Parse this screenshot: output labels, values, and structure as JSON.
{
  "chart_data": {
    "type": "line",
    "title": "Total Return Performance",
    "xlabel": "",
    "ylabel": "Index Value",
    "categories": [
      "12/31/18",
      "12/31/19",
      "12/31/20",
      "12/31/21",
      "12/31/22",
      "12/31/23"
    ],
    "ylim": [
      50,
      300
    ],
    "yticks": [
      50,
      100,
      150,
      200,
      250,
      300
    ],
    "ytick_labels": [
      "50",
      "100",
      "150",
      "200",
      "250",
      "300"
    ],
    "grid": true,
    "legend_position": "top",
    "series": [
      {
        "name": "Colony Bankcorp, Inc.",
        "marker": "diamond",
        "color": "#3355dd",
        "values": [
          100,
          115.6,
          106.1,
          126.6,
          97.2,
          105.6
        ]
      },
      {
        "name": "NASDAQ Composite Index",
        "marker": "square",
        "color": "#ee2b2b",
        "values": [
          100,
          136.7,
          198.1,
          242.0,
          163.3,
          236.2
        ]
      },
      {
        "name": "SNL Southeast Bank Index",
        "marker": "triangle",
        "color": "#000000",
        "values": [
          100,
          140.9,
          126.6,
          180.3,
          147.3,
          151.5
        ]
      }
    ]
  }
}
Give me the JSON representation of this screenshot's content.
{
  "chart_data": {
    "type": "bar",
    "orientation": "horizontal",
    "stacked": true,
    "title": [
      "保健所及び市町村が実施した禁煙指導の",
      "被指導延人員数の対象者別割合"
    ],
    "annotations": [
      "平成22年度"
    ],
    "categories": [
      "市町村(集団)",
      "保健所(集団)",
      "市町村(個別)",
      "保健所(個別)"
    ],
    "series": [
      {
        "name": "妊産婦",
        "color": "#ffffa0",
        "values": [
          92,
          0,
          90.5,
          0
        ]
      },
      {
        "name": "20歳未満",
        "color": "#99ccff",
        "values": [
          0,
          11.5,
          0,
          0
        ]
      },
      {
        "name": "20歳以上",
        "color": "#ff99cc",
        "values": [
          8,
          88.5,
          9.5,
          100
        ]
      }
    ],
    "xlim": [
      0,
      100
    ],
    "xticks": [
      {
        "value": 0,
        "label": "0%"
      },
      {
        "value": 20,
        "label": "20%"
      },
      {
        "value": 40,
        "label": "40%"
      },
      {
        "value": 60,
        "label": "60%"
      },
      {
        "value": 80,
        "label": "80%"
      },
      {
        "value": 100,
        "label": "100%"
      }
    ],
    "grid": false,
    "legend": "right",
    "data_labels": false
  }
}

§ **Problem details**: Repeat the entries shown above, every one, word for word.

§ **Solution below**:
Parse this screenshot: output labels, values, and structure as JSON.
{
  "chart_data": {
    "type": "line",
    "title": "Total Return Performance",
    "xlabel": "",
    "ylabel": "Index Value",
    "categories": [
      "12/31/18",
      "12/31/19",
      "12/31/20",
      "12/31/21",
      "12/31/22",
      "12/31/23"
    ],
    "ylim": [
      50,
      300
    ],
    "yticks": [
      50,
      100,
      150,
      200,
      250,
      300
    ],
    "ytick_labels": [
      "50",
      "100",
      "150",
      "200",
      "250",
      "300"
    ],
    "grid": true,
    "legend_position": "top",
    "series": [
      {
        "name": "Colony Bankcorp, Inc.",
        "marker": "diamond",
        "color": "#3355dd",
        "values": [
          100,
          115.6,
          106.1,
          126.6,
          97.2,
          105.6
        ]
      },
      {
        "name": "NASDAQ Composite Index",
        "marker": "square",
        "color": "#ee2b2b",
        "values": [
          100,
          136.7,
          198.1,
          242.0,
          163.3,
          236.2
        ]
      },
      {
        "name": "SNL Southeast Bank Index",
        "marker": "triangle",
        "color": "#000000",
        "values": [
          100,
          140.9,
          126.6,
          180.3,
          147.3,
          151.5
        ]
      }
    ]
  }
}
Give me the JSON representation of this screenshot's content.
{
  "chart_data": {
    "type": "bar",
    "orientation": "horizontal",
    "stacked": true,
    "title": [
      "保健所及び市町村が実施した禁煙指導の",
      "被指導延人員数の対象者別割合"
    ],
    "annotations": [
      "平成22年度"
    ],
    "categories": [
      "市町村(集団)",
      "保健所(集団)",
      "市町村(個別)",
      "保健所(個別)"
    ],
    "series": [
      {
        "name": "妊産婦",
        "color": "#ffffa0",
        "values": [
          92,
          0,
          90.5,
          0
        ]
      },
      {
        "name": "20歳未満",
        "color": "#99ccff",
        "values": [
          0,
          11.5,
          0,
          0
        ]
      },
      {
        "name": "20歳以上",
        "color": "#ff99cc",
        "values": [
          8,
          88.5,
          9.5,
          100
        ]
      }
    ],
    "xlim": [
      0,
      100
    ],
    "xticks": [
      {
        "value": 0,
        "label": "0%"
      },
      {
        "value": 20,
        "label": "20%"
      },
      {
        "value": 40,
        "label": "40%"
      },
      {
        "value": 60,
        "label": "60%"
      },
      {
        "value": 80,
        "label": "80%"
      },
      {
        "value": 100,
        "label": "100%"
      }
    ],
    "grid": false,
    "legend": "right",
    "data_labels": false
  }
}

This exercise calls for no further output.